begin PROVIDED MATERIAL
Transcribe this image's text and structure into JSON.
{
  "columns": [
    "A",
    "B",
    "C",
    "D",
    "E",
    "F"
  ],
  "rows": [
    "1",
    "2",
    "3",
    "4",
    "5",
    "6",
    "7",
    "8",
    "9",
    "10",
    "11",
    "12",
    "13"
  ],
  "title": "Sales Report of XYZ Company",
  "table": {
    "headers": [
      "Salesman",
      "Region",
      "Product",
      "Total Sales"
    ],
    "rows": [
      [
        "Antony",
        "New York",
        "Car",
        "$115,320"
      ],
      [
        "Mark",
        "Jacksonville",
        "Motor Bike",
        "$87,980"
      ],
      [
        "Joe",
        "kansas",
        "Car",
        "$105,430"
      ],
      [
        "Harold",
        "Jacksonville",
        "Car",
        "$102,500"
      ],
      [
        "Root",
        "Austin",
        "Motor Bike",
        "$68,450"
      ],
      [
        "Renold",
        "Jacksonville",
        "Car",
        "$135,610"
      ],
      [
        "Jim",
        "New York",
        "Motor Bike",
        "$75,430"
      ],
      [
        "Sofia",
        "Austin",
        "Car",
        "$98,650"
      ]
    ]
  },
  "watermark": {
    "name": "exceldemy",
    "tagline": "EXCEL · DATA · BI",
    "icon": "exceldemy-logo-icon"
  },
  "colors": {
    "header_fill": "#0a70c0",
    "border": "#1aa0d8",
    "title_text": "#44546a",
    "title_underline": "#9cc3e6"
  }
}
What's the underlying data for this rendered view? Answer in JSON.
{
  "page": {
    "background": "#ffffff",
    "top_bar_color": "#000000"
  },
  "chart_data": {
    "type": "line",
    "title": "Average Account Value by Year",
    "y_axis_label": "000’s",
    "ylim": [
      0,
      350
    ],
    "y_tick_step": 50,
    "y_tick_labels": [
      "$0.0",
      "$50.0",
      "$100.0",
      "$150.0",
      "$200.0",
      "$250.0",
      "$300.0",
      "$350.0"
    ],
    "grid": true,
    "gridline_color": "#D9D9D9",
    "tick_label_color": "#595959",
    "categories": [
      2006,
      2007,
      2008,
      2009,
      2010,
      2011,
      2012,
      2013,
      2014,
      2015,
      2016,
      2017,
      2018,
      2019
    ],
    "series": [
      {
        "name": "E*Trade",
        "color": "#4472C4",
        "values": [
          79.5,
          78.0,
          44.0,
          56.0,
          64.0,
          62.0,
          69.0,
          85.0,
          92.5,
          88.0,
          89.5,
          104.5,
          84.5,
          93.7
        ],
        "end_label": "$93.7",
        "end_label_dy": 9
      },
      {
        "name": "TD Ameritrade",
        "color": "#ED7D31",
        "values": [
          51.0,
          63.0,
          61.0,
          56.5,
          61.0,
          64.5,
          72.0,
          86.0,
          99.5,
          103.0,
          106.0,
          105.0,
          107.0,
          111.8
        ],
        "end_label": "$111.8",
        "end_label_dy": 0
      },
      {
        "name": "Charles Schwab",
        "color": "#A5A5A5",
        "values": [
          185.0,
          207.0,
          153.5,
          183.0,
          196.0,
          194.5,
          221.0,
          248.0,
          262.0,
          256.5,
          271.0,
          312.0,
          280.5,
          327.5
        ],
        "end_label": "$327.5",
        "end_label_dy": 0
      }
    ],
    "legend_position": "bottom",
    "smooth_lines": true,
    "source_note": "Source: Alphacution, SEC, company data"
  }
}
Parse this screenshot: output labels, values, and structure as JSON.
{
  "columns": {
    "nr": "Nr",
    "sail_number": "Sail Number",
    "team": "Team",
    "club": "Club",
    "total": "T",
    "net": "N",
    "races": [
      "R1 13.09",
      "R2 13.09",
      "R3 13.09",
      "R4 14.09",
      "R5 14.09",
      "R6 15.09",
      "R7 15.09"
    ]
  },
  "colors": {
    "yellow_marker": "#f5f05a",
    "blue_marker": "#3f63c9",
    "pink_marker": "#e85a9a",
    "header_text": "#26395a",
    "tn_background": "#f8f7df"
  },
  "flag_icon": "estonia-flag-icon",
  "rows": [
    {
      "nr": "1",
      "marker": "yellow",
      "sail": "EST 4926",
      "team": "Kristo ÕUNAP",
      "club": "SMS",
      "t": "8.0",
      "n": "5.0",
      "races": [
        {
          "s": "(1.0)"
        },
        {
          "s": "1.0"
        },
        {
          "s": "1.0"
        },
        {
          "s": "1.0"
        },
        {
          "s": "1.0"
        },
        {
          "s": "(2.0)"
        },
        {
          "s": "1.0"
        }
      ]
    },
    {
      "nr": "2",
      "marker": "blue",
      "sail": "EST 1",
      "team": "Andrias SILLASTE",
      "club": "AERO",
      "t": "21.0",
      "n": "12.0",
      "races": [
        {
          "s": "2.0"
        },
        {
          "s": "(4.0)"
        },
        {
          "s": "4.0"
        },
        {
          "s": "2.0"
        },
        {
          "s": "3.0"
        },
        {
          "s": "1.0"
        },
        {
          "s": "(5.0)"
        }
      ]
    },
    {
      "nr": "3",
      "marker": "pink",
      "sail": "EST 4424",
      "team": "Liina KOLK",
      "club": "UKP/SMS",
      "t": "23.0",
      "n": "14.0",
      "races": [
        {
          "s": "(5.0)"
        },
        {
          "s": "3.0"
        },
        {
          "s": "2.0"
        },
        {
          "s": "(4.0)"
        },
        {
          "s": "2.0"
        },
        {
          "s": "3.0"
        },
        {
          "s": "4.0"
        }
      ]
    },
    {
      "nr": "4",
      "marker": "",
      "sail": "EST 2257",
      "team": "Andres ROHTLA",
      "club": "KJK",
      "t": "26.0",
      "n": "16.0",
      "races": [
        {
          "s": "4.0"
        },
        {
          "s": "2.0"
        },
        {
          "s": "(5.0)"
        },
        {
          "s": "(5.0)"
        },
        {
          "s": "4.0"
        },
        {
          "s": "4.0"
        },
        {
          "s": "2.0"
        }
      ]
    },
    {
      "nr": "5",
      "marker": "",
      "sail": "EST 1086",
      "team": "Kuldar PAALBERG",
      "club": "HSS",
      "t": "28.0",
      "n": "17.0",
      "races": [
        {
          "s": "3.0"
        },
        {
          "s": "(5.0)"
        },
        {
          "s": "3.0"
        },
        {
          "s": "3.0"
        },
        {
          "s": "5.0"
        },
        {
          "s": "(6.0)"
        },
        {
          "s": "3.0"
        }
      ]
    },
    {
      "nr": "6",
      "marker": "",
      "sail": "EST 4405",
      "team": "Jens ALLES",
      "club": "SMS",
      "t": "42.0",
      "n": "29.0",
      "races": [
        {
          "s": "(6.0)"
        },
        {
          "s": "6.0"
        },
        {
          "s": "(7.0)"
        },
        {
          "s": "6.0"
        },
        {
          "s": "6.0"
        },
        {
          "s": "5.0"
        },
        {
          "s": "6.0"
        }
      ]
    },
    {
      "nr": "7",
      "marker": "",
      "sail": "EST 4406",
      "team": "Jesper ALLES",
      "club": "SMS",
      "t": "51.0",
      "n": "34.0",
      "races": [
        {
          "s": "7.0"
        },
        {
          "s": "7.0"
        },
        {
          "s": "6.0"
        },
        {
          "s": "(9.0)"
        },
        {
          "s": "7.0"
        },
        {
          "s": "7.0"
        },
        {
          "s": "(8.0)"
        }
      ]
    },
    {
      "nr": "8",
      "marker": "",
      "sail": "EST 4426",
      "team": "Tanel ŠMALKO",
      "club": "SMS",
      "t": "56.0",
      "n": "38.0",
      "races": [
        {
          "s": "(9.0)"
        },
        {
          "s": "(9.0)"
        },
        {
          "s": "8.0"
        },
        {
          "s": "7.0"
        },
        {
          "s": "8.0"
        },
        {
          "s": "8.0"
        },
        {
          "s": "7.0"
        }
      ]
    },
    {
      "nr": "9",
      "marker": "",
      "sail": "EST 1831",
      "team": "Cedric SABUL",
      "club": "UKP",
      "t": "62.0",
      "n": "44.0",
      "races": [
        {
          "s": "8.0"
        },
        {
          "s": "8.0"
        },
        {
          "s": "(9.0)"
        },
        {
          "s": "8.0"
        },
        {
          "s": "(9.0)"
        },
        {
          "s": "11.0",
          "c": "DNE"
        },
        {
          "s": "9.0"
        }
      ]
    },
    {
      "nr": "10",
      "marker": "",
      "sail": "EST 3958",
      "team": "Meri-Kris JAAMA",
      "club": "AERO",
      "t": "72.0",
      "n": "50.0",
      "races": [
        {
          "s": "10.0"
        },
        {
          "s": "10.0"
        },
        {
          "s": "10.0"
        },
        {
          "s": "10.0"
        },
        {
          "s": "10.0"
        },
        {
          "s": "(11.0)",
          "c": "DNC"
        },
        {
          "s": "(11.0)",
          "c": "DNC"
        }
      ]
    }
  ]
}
end PROVIDED MATERIAL
- WORK TO BE COMPLETED: Show the lines of the records that include the string "JSON".

- RESULT OF THIS TASK:
Transcribe this image's text and structure into JSON.
What's the underlying data for this rendered view? Answer in JSON.
Parse this screenshot: output labels, values, and structure as JSON.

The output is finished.